• **TASK STATEMENT**: Would you output the whole listing below, exactly as it reads?
[START OF DATA PROVIDED]
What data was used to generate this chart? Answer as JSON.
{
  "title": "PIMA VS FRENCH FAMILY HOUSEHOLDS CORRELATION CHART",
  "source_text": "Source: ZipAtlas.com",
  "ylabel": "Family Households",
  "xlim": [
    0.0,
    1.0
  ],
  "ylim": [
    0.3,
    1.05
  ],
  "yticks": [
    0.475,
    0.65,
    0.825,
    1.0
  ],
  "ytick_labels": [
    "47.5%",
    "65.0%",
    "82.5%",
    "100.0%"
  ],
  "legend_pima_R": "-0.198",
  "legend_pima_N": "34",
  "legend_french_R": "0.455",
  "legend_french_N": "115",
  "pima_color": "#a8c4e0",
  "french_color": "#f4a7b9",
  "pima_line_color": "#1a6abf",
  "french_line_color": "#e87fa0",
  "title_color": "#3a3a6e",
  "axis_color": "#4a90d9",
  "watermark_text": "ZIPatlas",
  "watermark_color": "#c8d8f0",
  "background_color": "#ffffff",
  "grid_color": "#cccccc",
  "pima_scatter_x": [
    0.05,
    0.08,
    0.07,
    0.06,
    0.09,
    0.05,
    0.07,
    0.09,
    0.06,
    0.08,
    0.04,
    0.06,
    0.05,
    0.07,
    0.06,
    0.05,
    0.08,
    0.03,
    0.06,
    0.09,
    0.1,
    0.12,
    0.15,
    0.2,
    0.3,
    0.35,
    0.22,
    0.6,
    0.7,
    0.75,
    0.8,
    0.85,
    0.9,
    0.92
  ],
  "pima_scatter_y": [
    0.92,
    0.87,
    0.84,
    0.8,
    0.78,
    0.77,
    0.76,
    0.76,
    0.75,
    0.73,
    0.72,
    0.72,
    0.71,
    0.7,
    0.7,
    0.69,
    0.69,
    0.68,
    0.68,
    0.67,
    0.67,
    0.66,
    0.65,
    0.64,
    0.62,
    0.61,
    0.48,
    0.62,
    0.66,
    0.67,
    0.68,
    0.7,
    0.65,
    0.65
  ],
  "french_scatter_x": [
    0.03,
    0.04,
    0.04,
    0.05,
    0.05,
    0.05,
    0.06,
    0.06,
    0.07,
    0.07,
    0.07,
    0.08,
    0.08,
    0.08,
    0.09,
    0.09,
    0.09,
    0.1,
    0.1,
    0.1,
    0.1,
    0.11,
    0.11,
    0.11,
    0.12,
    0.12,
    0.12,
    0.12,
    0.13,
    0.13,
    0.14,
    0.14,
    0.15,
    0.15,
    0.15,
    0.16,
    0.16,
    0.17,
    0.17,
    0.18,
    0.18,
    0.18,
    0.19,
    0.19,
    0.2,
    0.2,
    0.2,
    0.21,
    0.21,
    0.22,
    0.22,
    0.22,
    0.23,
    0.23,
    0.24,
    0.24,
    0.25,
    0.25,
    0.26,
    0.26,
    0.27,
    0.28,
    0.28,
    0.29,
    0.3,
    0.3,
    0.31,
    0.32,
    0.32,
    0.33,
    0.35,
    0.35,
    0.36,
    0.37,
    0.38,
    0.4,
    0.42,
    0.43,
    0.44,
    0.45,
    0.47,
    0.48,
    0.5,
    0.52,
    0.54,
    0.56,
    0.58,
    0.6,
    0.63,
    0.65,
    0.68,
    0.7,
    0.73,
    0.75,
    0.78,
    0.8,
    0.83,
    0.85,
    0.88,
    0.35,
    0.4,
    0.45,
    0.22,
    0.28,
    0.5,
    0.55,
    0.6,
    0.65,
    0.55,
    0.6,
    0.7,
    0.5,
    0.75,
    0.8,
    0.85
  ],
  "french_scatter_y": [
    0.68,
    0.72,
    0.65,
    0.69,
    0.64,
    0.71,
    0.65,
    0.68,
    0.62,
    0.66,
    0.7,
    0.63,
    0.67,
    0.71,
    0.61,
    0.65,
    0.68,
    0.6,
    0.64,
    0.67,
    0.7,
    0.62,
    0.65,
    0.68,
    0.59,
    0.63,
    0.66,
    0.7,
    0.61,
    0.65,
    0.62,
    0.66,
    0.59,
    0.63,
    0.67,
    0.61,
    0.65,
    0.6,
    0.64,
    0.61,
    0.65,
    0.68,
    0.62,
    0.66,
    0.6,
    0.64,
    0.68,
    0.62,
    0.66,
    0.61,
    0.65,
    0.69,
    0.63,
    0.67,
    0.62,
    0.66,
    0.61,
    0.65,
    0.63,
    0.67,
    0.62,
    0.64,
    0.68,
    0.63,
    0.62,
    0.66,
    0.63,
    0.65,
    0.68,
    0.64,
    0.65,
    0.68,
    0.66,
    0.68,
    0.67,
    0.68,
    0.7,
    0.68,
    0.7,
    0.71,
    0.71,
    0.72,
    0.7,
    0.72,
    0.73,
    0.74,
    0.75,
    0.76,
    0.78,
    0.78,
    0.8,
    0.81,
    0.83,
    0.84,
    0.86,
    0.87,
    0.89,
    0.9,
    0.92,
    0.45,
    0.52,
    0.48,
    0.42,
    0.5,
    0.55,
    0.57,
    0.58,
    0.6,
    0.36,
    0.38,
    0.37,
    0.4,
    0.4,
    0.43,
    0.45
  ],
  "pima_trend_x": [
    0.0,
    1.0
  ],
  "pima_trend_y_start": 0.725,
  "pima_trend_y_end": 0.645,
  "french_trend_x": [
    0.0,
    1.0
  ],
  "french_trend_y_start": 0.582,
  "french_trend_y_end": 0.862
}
[END OF DATA PROVIDED]
• **ANSWER IN FULL**:
What data was used to generate this chart? Answer as JSON.
{
  "title": "PIMA VS FRENCH FAMILY HOUSEHOLDS CORRELATION CHART",
  "source_text": "Source: ZipAtlas.com",
  "ylabel": "Family Households",
  "xlim": [
    0.0,
    1.0
  ],
  "ylim": [
    0.3,
    1.05
  ],
  "yticks": [
    0.475,
    0.65,
    0.825,
    1.0
  ],
  "ytick_labels": [
    "47.5%",
    "65.0%",
    "82.5%",
    "100.0%"
  ],
  "legend_pima_R": "-0.198",
  "legend_pima_N": "34",
  "legend_french_R": "0.455",
  "legend_french_N": "115",
  "pima_color": "#a8c4e0",
  "french_color": "#f4a7b9",
  "pima_line_color": "#1a6abf",
  "french_line_color": "#e87fa0",
  "title_color": "#3a3a6e",
  "axis_color": "#4a90d9",
  "watermark_text": "ZIPatlas",
  "watermark_color": "#c8d8f0",
  "background_color": "#ffffff",
  "grid_color": "#cccccc",
  "pima_scatter_x": [
    0.05,
    0.08,
    0.07,
    0.06,
    0.09,
    0.05,
    0.07,
    0.09,
    0.06,
    0.08,
    0.04,
    0.06,
    0.05,
    0.07,
    0.06,
    0.05,
    0.08,
    0.03,
    0.06,
    0.09,
    0.1,
    0.12,
    0.15,
    0.2,
    0.3,
    0.35,
    0.22,
    0.6,
    0.7,
    0.75,
    0.8,
    0.85,
    0.9,
    0.92
  ],
  "pima_scatter_y": [
    0.92,
    0.87,
    0.84,
    0.8,
    0.78,
    0.77,
    0.76,
    0.76,
    0.75,
    0.73,
    0.72,
    0.72,
    0.71,
    0.7,
    0.7,
    0.69,
    0.69,
    0.68,
    0.68,
    0.67,
    0.67,
    0.66,
    0.65,
    0.64,
    0.62,
    0.61,
    0.48,
    0.62,
    0.66,
    0.67,
    0.68,
    0.7,
    0.65,
    0.65
  ],
  "french_scatter_x": [
    0.03,
    0.04,
    0.04,
    0.05,
    0.05,
    0.05,
    0.06,
    0.06,
    0.07,
    0.07,
    0.07,
    0.08,
    0.08,
    0.08,
    0.09,
    0.09,
    0.09,
    0.1,
    0.1,
    0.1,
    0.1,
    0.11,
    0.11,
    0.11,
    0.12,
    0.12,
    0.12,
    0.12,
    0.13,
    0.13,
    0.14,
    0.14,
    0.15,
    0.15,
    0.15,
    0.16,
    0.16,
    0.17,
    0.17,
    0.18,
    0.18,
    0.18,
    0.19,
    0.19,
    0.2,
    0.2,
    0.2,
    0.21,
    0.21,
    0.22,
    0.22,
    0.22,
    0.23,
    0.23,
    0.24,
    0.24,
    0.25,
    0.25,
    0.26,
    0.26,
    0.27,
    0.28,
    0.28,
    0.29,
    0.3,
    0.3,
    0.31,
    0.32,
    0.32,
    0.33,
    0.35,
    0.35,
    0.36,
    0.37,
    0.38,
    0.4,
    0.42,
    0.43,
    0.44,
    0.45,
    0.47,
    0.48,
    0.5,
    0.52,
    0.54,
    0.56,
    0.58,
    0.6,
    0.63,
    0.65,
    0.68,
    0.7,
    0.73,
    0.75,
    0.78,
    0.8,
    0.83,
    0.85,
    0.88,
    0.35,
    0.4,
    0.45,
    0.22,
    0.28,
    0.5,
    0.55,
    0.6,
    0.65,
    0.55,
    0.6,
    0.7,
    0.5,
    0.75,
    0.8,
    0.85
  ],
  "french_scatter_y": [
    0.68,
    0.72,
    0.65,
    0.69,
    0.64,
    0.71,
    0.65,
    0.68,
    0.62,
    0.66,
    0.7,
    0.63,
    0.67,
    0.71,
    0.61,
    0.65,
    0.68,
    0.6,
    0.64,
    0.67,
    0.7,
    0.62,
    0.65,
    0.68,
    0.59,
    0.63,
    0.66,
    0.7,
    0.61,
    0.65,
    0.62,
    0.66,
    0.59,
    0.63,
    0.67,
    0.61,
    0.65,
    0.6,
    0.64,
    0.61,
    0.65,
    0.68,
    0.62,
    0.66,
    0.6,
    0.64,
    0.68,
    0.62,
    0.66,
    0.61,
    0.65,
    0.69,
    0.63,
    0.67,
    0.62,
    0.66,
    0.61,
    0.65,
    0.63,
    0.67,
    0.62,
    0.64,
    0.68,
    0.63,
    0.62,
    0.66,
    0.63,
    0.65,
    0.68,
    0.64,
    0.65,
    0.68,
    0.66,
    0.68,
    0.67,
    0.68,
    0.7,
    0.68,
    0.7,
    0.71,
    0.71,
    0.72,
    0.7,
    0.72,
    0.73,
    0.74,
    0.75,
    0.76,
    0.78,
    0.78,
    0.8,
    0.81,
    0.83,
    0.84,
    0.86,
    0.87,
    0.89,
    0.9,
    0.92,
    0.45,
    0.52,
    0.48,
    0.42,
    0.5,
    0.55,
    0.57,
    0.58,
    0.6,
    0.36,
    0.38,
    0.37,
    0.4,
    0.4,
    0.43,
    0.45
  ],
  "pima_trend_x": [
    0.0,
    1.0
  ],
  "pima_trend_y_start": 0.725,
  "pima_trend_y_end": 0.645,
  "french_trend_x": [
    0.0,
    1.0
  ],
  "french_trend_y_start": 0.582,
  "french_trend_y_end": 0.862
}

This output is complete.